■ Exercise requirements ■
The records below must be duplicated exactly, character for character.

■ Extracted data ■
'''
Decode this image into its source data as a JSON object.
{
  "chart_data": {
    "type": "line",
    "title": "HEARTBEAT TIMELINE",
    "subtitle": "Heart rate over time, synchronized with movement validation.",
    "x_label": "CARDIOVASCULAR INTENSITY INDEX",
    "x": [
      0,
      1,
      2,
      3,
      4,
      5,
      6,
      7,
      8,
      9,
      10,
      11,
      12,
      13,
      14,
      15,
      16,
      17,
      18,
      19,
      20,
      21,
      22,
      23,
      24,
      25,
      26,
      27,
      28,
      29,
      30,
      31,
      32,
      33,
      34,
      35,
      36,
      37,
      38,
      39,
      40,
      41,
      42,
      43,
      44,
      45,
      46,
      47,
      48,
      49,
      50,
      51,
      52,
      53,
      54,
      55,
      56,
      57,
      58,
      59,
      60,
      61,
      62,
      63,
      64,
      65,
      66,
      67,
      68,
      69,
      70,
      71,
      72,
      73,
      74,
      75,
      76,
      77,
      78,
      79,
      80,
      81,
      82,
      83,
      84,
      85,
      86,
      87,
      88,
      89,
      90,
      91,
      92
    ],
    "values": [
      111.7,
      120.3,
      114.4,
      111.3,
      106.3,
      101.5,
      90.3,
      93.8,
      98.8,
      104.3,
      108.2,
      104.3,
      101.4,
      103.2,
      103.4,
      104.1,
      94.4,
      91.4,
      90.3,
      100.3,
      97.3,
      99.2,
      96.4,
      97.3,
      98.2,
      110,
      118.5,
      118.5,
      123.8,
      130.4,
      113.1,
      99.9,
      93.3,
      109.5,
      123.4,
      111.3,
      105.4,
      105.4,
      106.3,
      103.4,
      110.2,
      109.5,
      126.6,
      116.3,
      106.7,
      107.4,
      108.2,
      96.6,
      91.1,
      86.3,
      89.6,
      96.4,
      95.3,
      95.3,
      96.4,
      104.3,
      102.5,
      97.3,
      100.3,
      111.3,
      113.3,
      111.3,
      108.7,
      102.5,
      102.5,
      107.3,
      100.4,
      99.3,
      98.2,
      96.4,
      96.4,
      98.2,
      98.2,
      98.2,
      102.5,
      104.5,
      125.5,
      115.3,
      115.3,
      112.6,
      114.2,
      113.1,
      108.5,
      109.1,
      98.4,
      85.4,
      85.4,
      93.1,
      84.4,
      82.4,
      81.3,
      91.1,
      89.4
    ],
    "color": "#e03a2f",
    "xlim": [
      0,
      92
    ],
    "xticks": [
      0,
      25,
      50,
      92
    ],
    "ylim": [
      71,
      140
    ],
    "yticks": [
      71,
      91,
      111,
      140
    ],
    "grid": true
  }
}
'''
■ Written solution ■
Decode this image into its source data as a JSON object.
{
  "chart_data": {
    "type": "line",
    "title": "HEARTBEAT TIMELINE",
    "subtitle": "Heart rate over time, synchronized with movement validation.",
    "x_label": "CARDIOVASCULAR INTENSITY INDEX",
    "x": [
      0,
      1,
      2,
      3,
      4,
      5,
      6,
      7,
      8,
      9,
      10,
      11,
      12,
      13,
      14,
      15,
      16,
      17,
      18,
      19,
      20,
      21,
      22,
      23,
      24,
      25,
      26,
      27,
      28,
      29,
      30,
      31,
      32,
      33,
      34,
      35,
      36,
      37,
      38,
      39,
      40,
      41,
      42,
      43,
      44,
      45,
      46,
      47,
      48,
      49,
      50,
      51,
      52,
      53,
      54,
      55,
      56,
      57,
      58,
      59,
      60,
      61,
      62,
      63,
      64,
      65,
      66,
      67,
      68,
      69,
      70,
      71,
      72,
      73,
      74,
      75,
      76,
      77,
      78,
      79,
      80,
      81,
      82,
      83,
      84,
      85,
      86,
      87,
      88,
      89,
      90,
      91,
      92
    ],
    "values": [
      111.7,
      120.3,
      114.4,
      111.3,
      106.3,
      101.5,
      90.3,
      93.8,
      98.8,
      104.3,
      108.2,
      104.3,
      101.4,
      103.2,
      103.4,
      104.1,
      94.4,
      91.4,
      90.3,
      100.3,
      97.3,
      99.2,
      96.4,
      97.3,
      98.2,
      110,
      118.5,
      118.5,
      123.8,
      130.4,
      113.1,
      99.9,
      93.3,
      109.5,
      123.4,
      111.3,
      105.4,
      105.4,
      106.3,
      103.4,
      110.2,
      109.5,
      126.6,
      116.3,
      106.7,
      107.4,
      108.2,
      96.6,
      91.1,
      86.3,
      89.6,
      96.4,
      95.3,
      95.3,
      96.4,
      104.3,
      102.5,
      97.3,
      100.3,
      111.3,
      113.3,
      111.3,
      108.7,
      102.5,
      102.5,
      107.3,
      100.4,
      99.3,
      98.2,
      96.4,
      96.4,
      98.2,
      98.2,
      98.2,
      102.5,
      104.5,
      125.5,
      115.3,
      115.3,
      112.6,
      114.2,
      113.1,
      108.5,
      109.1,
      98.4,
      85.4,
      85.4,
      93.1,
      84.4,
      82.4,
      81.3,
      91.1,
      89.4
    ],
    "color": "#e03a2f",
    "xlim": [
      0,
      92
    ],
    "xticks": [
      0,
      25,
      50,
      92
    ],
    "ylim": [
      71,
      140
    ],
    "yticks": [
      71,
      91,
      111,
      140
    ],
    "grid": true
  }
}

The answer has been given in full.